_Required work_: Which lines include the word "流程到达该审批节点超过"? Copy each of them.
====
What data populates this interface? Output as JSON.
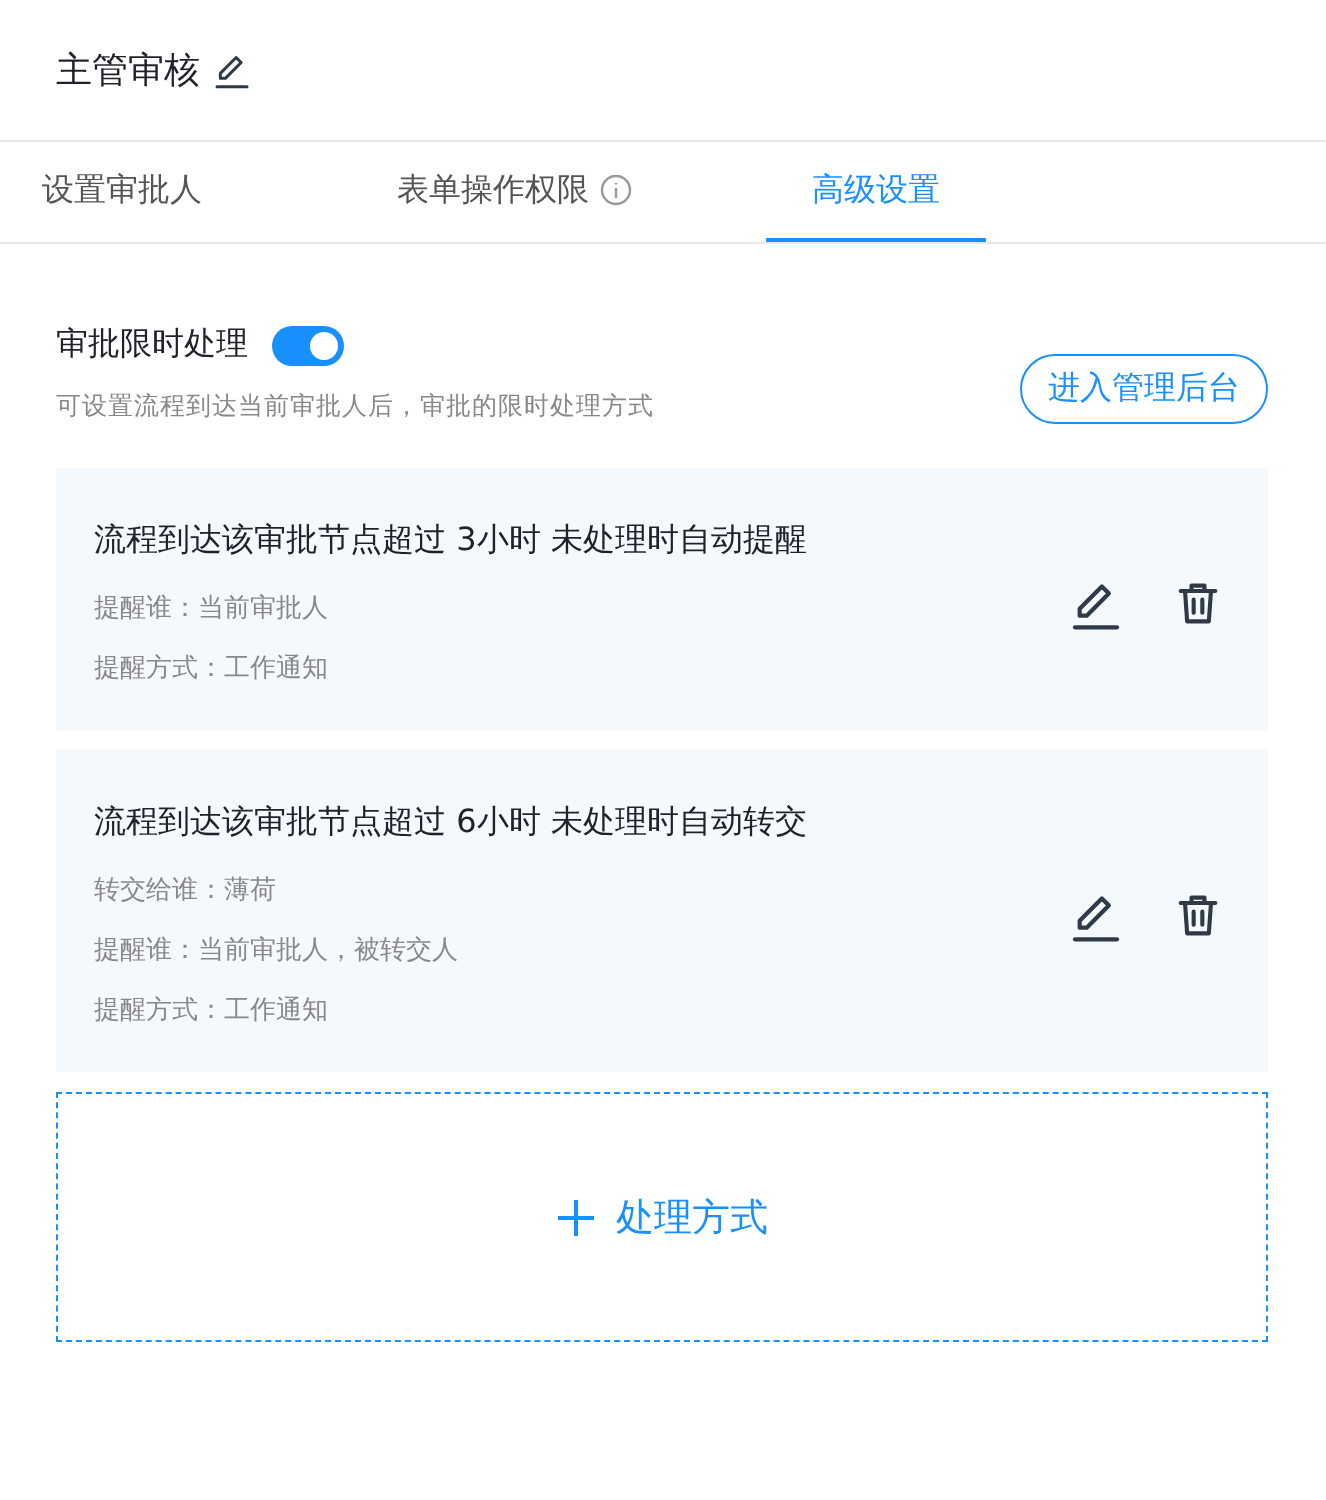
{
  "header": {
    "title": "主管审核"
  },
  "tabs": [
    {
      "label": "设置审批人",
      "selected": false,
      "info": false
    },
    {
      "label": "表单操作权限",
      "selected": false,
      "info": true
    },
    {
      "label": "高级设置",
      "selected": true,
      "info": false
    }
  ],
  "time_limit": {
    "label": "审批限时处理",
    "on": true,
    "description": "可设置流程到达当前审批人后，审批的限时处理方式",
    "admin_button": "进入管理后台"
  },
  "rules": [
    {
      "title": "流程到达该审批节点超过 3小时 未处理时自动提醒",
      "details": [
        "提醒谁：当前审批人",
        "提醒方式：工作通知"
      ]
    },
    {
      "title": "流程到达该审批节点超过 6小时 未处理时自动转交",
      "details": [
        "转交给谁：薄荷",
        "提醒谁：当前审批人，被转交人",
        "提醒方式：工作通知"
      ]
    }
  ],
  "add_button": "处理方式"
}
====
_The completed task_:
      "title": "流程到达该审批节点超过 3小时 未处理时自动提醒",
      "title": "流程到达该审批节点超过 6小时 未处理时自动转交",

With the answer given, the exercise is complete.